▶ [Task instructions]:
Filter the lines below, copying only those with the string "tasdiqlangan".

Begin Provided information

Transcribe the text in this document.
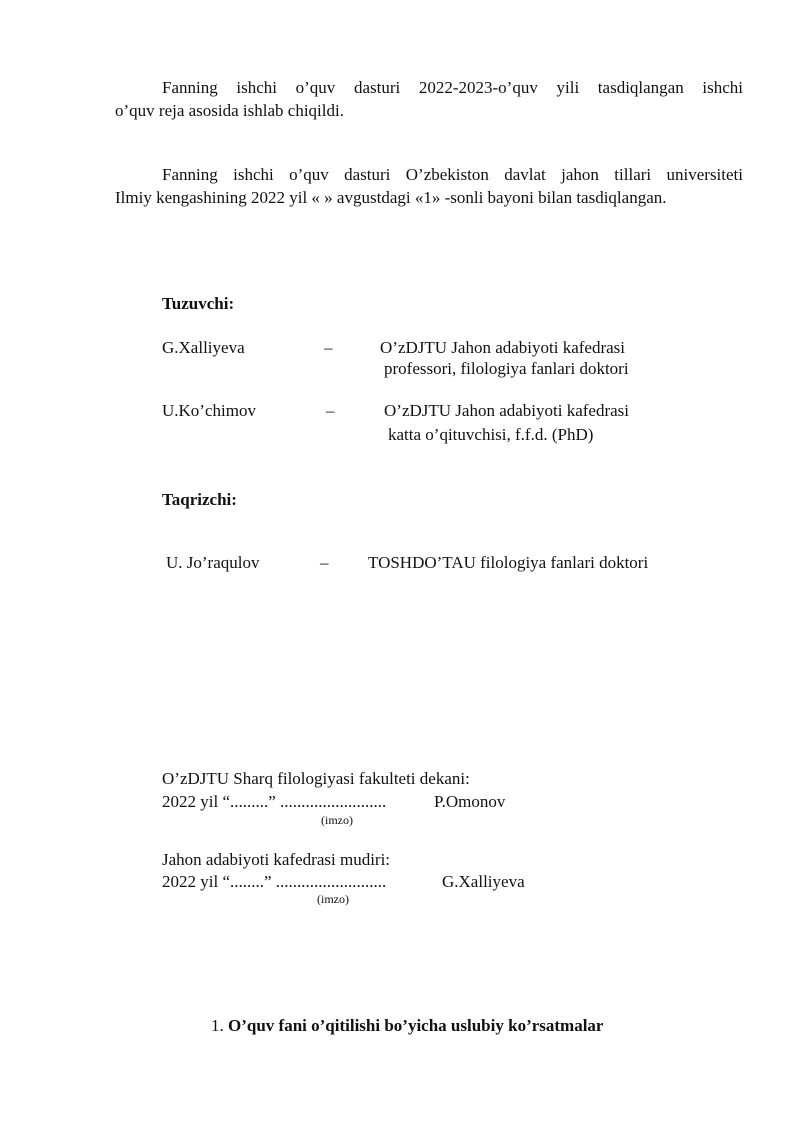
Fanning ishchi o’quv dasturi 2022-2023-o’quv yili tasdiqlangan ishchi
o’quv reja asosida ishlab chiqildi.
Fanning ishchi o’quv dasturi O’zbekiston davlat jahon tillari universiteti
Ilmiy kengashining 2022 yil « » avgustdagi «1» -sonli bayoni bilan tasdiqlangan.
Tuzuvchi:
G.Xalliyeva	–	O’zDJTU Jahon adabiyoti kafedrasi
professori, filologiya fanlari doktori
U.Ko’chimov	–	O’zDJTU Jahon adabiyoti kafedrasi
katta o’qituvchisi, f.f.d. (PhD)
Taqrizchi:
U. Jo’raqulov	– TOSHDO’TAU filologiya fanlari doktori
O’zDJTU Sharq filologiyasi fakulteti dekani:
2022 yil “.........” .........................	P.Omonov
(imzo)
Jahon adabiyoti kafedrasi mudiri:
2022 yil “........” ..........................	G.Xalliyeva
(imzo)
1. O’quv fani o’qitilishi bo’yicha uslubiy ko’rsatmalar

End Provided information

▶ [Result of this exercise]:
Fanning ishchi o’quv dasturi 2022-2023-o’quv yili tasdiqlangan ishchi
Ilmiy kengashining 2022 yil « » avgustdagi «1» -sonli bayoni bilan tasdiqlangan.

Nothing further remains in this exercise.